■ **Provided material**
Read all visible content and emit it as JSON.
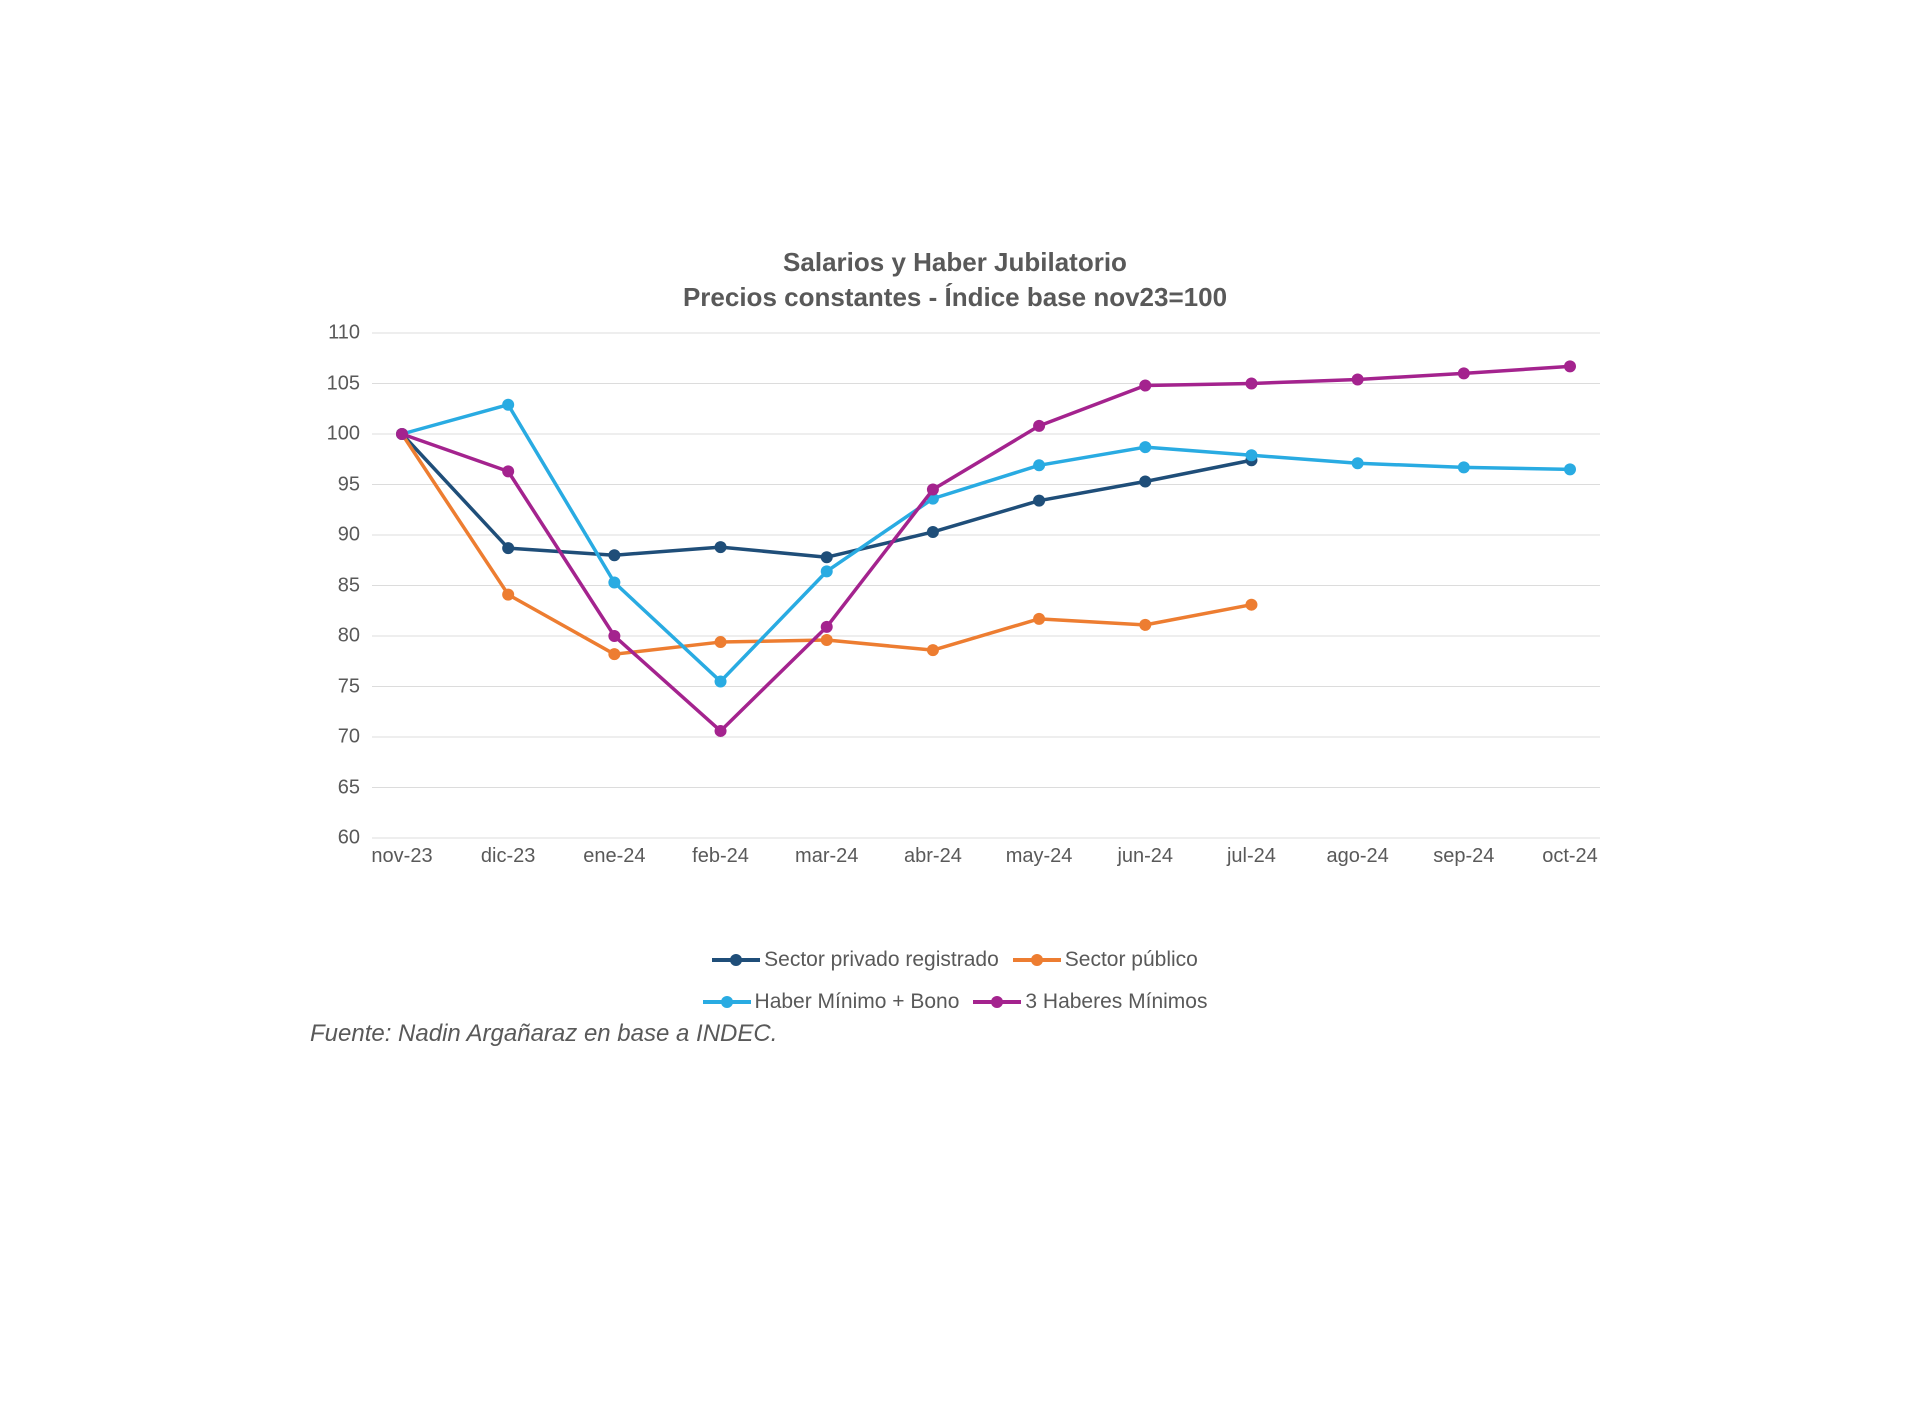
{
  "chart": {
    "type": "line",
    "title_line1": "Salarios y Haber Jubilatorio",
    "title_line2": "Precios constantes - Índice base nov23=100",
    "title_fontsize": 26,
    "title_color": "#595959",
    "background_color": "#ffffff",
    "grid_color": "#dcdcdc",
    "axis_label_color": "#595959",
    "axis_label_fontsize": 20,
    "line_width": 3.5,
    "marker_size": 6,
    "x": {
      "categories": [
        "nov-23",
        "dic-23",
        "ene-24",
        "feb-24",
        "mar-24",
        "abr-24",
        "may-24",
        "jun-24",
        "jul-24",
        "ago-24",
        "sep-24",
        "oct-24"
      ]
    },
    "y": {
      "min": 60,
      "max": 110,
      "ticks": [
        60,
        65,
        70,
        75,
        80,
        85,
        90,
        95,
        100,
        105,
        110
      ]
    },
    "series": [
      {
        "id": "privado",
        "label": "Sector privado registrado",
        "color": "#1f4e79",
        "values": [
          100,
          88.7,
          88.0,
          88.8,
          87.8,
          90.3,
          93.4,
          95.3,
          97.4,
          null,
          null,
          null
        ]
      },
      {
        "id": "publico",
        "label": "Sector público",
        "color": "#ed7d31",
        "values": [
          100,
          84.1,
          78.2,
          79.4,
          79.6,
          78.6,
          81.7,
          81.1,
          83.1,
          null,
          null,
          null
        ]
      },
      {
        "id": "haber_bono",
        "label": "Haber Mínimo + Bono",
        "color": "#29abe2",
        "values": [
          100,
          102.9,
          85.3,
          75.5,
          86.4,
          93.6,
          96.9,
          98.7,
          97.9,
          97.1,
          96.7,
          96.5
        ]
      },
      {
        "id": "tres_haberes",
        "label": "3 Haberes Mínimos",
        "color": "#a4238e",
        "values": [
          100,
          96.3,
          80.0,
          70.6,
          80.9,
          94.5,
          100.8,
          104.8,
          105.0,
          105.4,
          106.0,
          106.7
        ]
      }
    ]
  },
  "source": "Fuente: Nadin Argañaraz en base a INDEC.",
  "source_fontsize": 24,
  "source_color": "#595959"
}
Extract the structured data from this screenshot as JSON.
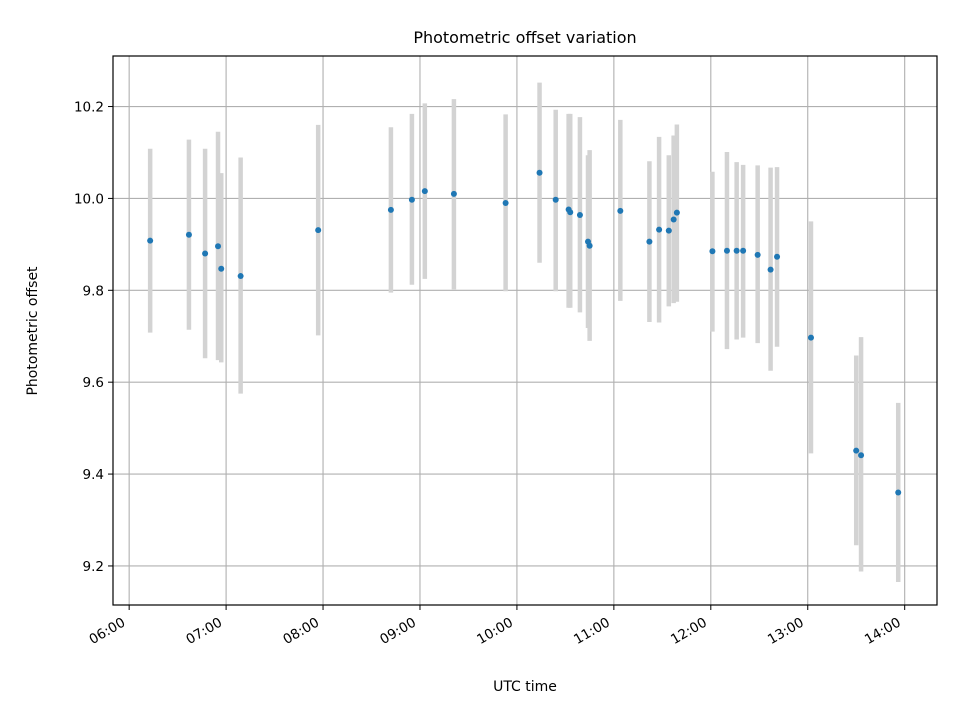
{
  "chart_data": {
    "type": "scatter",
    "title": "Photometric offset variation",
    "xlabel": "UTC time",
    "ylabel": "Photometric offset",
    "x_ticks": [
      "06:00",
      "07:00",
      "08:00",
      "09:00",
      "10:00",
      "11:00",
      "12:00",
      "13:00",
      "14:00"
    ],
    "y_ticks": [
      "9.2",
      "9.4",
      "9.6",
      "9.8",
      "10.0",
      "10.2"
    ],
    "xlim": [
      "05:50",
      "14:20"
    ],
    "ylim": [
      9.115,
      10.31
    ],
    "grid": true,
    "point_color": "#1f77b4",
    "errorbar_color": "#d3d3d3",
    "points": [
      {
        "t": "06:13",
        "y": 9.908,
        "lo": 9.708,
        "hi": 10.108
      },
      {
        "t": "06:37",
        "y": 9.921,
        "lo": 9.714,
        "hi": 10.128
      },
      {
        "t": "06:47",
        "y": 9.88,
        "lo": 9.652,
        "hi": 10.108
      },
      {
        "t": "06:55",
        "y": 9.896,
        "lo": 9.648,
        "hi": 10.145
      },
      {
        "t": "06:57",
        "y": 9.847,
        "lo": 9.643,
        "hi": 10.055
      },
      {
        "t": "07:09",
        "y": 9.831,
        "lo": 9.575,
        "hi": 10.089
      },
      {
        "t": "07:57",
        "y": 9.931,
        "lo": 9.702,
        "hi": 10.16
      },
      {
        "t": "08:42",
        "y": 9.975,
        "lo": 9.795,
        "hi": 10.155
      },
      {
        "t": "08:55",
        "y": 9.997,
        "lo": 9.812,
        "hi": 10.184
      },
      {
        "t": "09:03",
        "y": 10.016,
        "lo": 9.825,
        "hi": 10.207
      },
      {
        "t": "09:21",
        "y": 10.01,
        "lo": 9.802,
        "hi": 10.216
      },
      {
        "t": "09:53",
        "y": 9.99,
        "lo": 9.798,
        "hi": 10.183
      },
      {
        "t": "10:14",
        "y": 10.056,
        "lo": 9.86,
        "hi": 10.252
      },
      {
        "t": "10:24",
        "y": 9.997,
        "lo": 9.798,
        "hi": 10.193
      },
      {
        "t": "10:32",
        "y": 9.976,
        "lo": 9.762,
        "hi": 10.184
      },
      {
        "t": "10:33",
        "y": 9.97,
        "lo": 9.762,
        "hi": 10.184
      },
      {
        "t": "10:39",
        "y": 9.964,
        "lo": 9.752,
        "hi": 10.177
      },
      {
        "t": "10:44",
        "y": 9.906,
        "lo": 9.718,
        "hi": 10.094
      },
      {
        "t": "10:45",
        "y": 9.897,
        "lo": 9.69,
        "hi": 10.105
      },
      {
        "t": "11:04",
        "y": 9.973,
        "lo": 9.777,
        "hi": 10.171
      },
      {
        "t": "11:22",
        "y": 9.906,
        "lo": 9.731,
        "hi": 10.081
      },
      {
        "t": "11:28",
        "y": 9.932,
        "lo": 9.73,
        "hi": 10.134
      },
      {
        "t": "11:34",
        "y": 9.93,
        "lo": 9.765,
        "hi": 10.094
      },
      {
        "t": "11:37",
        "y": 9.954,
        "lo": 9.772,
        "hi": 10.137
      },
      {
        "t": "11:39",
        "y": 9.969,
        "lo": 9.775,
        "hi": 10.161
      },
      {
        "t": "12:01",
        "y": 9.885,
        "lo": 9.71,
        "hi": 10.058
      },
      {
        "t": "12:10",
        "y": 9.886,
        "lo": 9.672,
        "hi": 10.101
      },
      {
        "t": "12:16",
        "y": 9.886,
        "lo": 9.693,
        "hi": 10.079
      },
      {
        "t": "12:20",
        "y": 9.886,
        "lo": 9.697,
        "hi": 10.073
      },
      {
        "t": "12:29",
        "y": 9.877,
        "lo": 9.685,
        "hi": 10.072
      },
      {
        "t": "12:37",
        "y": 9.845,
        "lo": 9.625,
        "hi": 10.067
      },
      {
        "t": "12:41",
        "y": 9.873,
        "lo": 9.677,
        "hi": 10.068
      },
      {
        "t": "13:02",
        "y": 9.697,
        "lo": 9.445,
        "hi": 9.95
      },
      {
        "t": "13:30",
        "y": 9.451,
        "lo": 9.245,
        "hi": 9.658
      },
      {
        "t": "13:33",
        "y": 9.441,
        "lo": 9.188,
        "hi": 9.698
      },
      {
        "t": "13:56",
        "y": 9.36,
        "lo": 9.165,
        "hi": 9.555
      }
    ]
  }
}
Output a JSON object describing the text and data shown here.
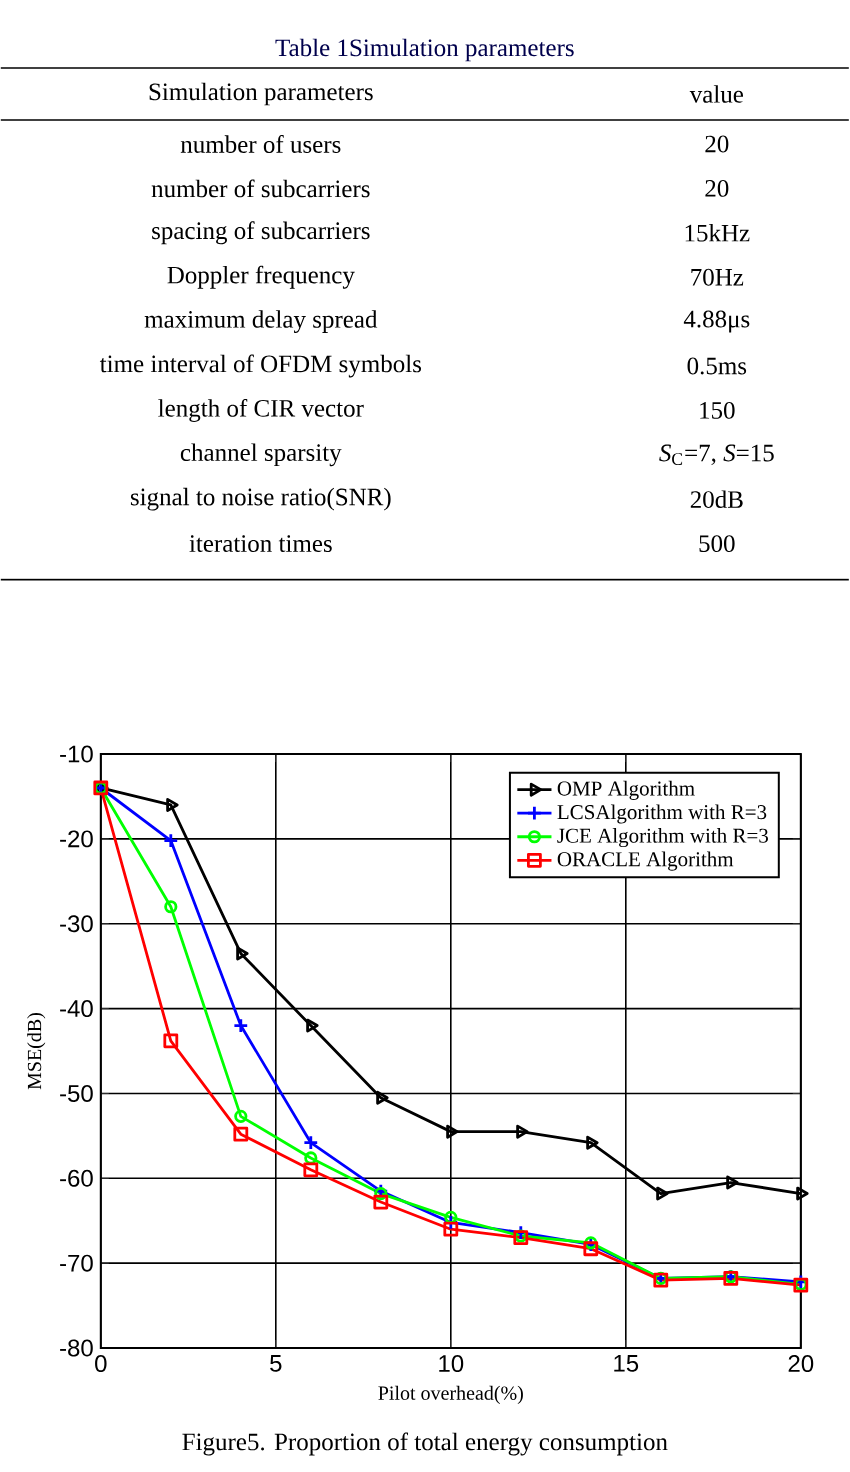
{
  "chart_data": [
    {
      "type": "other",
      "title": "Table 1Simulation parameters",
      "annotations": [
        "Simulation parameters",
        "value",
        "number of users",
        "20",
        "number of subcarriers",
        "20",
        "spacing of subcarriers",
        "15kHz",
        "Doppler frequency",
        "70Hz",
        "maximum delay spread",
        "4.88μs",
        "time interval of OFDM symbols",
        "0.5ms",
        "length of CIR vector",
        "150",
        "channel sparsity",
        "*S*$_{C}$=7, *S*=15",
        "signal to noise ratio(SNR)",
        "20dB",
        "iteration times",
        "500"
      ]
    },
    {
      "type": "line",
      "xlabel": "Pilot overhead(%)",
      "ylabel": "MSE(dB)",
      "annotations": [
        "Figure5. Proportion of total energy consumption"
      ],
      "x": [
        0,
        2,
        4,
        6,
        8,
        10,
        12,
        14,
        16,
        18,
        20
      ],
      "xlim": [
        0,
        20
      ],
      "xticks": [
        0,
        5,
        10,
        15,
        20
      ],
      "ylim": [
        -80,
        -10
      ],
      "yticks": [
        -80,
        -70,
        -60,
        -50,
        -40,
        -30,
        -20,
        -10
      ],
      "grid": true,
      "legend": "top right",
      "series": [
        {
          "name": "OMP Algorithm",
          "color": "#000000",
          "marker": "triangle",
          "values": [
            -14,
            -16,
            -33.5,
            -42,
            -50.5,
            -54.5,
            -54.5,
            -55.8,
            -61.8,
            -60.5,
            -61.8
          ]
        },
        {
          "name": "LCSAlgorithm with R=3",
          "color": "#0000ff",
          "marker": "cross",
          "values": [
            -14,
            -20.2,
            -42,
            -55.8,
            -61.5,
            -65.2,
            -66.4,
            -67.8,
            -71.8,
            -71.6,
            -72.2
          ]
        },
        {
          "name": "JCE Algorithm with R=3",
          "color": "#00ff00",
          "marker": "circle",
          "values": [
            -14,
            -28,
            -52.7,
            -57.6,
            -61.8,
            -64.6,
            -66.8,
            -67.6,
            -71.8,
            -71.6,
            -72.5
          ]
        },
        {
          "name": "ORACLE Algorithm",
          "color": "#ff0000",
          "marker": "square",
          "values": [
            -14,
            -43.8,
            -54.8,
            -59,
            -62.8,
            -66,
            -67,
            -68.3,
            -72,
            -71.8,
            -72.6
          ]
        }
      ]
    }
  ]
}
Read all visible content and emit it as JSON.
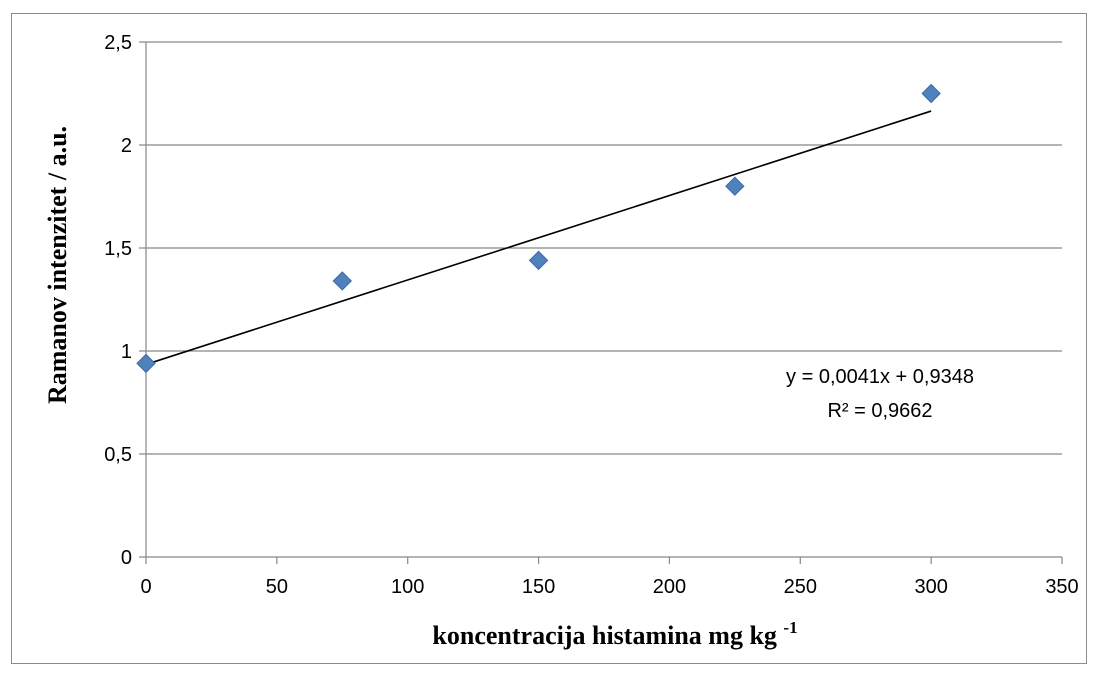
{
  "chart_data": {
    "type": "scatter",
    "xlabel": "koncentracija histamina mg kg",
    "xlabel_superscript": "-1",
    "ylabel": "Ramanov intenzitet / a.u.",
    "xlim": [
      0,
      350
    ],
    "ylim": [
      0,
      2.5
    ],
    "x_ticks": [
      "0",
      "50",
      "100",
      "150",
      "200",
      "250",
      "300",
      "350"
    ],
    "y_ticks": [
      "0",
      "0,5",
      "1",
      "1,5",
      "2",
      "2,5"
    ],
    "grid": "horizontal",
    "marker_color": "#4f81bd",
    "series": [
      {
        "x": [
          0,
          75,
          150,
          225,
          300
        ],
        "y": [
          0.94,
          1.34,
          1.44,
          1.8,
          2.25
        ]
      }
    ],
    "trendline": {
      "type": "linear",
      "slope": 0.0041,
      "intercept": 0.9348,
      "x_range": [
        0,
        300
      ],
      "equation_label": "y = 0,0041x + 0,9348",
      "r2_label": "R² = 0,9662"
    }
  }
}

■ **Job**
Check each line above for the word "Photometric", and copy the lines where it appears.

■ **Final answer**
    "title": "Photometric offset variation",
    "ylabel": "Photometric offset",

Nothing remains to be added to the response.